*Supplied records*.

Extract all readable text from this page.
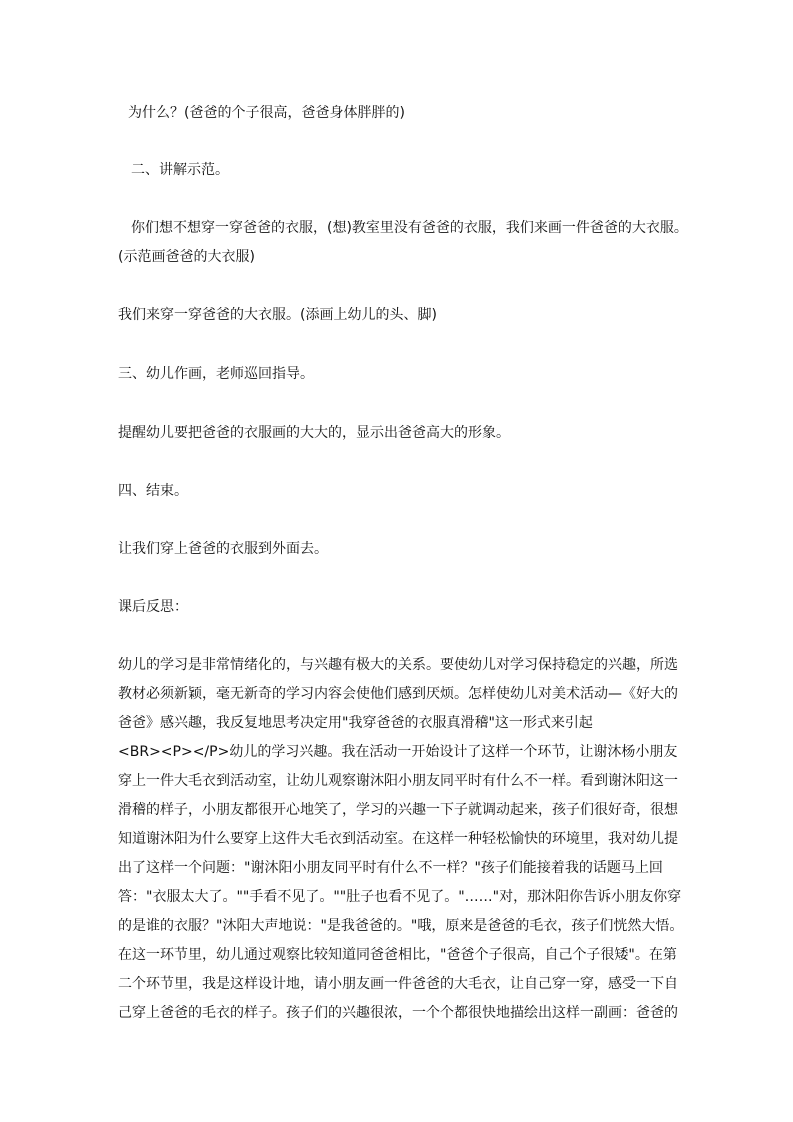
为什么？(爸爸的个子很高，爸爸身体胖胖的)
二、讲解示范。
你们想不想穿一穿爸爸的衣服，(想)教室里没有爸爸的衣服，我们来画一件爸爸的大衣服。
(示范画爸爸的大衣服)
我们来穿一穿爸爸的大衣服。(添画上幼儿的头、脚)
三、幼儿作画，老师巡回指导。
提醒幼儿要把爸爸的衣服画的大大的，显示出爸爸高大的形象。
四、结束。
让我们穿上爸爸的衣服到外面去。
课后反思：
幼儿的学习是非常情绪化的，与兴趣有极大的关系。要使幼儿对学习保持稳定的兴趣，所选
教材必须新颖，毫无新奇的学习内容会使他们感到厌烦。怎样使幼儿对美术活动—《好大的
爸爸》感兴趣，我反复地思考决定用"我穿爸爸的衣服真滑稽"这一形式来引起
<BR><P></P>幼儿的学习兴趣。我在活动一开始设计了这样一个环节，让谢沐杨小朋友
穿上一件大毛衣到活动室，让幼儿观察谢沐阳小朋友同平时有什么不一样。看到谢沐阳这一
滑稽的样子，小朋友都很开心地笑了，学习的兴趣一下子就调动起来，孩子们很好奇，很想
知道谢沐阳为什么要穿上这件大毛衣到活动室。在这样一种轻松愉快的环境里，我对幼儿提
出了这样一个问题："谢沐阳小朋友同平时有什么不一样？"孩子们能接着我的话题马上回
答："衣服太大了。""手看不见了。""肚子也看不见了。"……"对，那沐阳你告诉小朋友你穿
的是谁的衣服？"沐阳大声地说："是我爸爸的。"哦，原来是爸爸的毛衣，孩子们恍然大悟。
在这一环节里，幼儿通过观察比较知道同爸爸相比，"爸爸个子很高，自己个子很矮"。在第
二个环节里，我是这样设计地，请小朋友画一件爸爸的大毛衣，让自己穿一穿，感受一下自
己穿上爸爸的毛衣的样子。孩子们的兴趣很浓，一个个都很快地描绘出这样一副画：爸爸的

---

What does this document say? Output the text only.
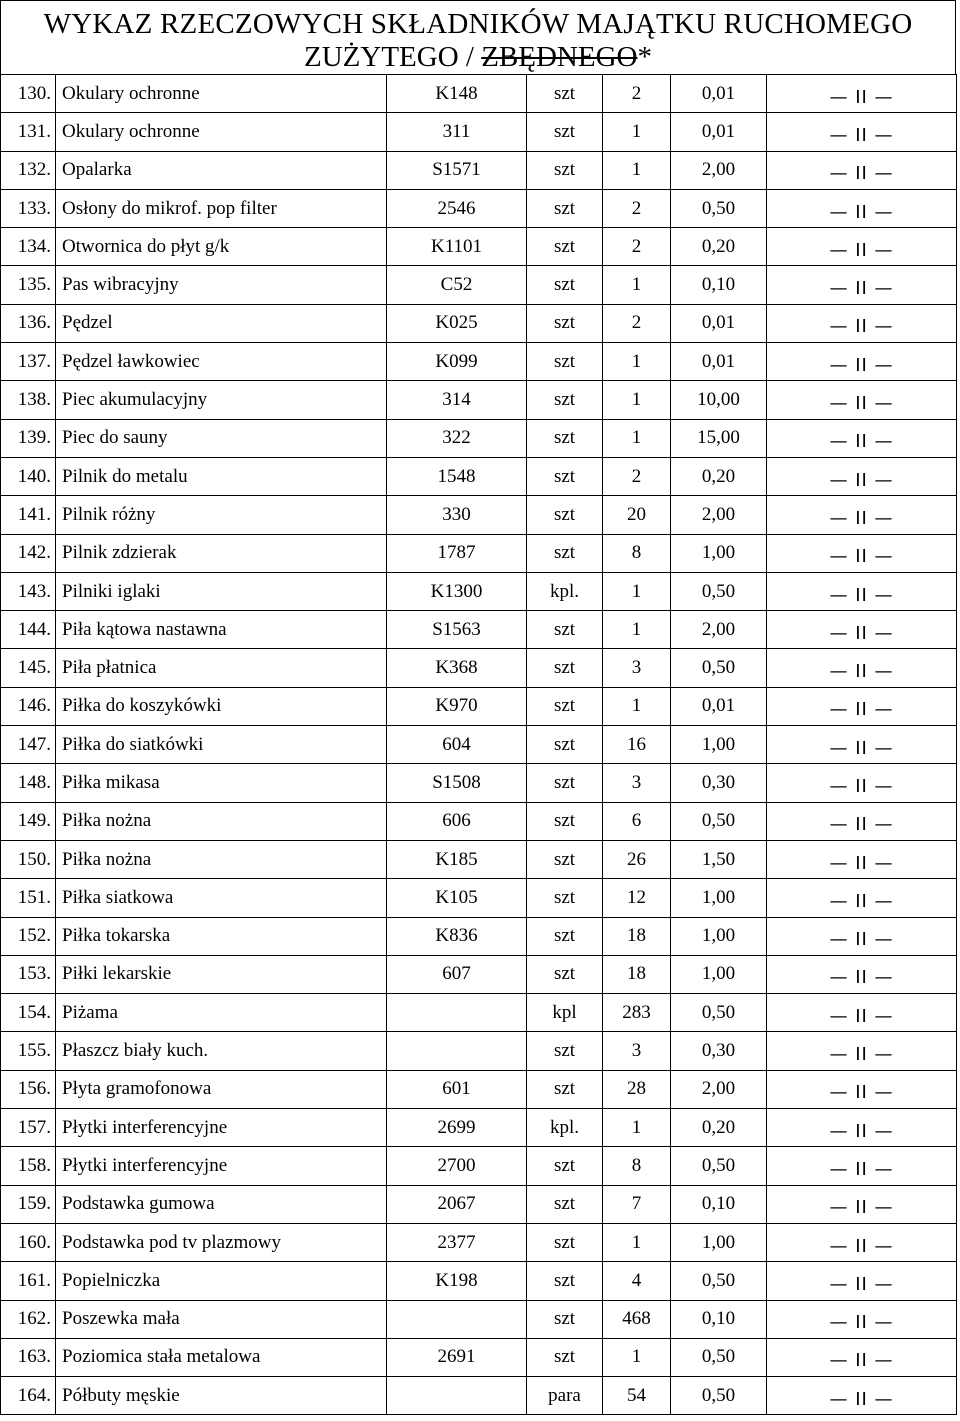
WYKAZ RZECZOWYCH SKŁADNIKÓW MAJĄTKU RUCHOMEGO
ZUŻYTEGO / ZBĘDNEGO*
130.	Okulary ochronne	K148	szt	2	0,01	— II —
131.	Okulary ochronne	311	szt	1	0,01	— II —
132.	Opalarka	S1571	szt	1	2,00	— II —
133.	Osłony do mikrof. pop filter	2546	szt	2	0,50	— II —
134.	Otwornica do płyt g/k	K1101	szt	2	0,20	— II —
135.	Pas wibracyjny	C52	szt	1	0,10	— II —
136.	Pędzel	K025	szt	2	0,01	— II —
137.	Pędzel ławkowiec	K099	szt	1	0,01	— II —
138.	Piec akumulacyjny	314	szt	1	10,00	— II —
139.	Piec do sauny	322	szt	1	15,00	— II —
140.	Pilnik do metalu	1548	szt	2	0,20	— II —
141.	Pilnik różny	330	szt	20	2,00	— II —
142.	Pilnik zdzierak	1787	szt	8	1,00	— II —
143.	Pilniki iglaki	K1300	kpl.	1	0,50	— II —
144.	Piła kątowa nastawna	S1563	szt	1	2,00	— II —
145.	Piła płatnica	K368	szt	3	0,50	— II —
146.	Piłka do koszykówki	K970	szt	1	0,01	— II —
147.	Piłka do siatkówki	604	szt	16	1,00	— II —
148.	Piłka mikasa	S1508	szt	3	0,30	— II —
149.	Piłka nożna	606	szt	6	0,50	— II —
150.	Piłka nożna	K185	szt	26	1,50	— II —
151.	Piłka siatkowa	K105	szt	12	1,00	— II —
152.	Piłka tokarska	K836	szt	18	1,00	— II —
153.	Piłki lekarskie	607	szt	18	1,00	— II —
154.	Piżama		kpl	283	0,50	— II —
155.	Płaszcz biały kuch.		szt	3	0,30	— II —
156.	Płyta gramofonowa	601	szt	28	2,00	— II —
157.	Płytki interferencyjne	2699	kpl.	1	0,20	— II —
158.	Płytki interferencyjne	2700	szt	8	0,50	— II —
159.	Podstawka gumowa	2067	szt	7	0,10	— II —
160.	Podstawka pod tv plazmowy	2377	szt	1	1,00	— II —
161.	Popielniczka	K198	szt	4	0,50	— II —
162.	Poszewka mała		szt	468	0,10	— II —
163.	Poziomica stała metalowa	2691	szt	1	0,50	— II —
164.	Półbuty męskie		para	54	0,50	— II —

*Directions*. In the data above, count the lines where the word "text" appears; reply with the number only.

*Result for this exercise*. 2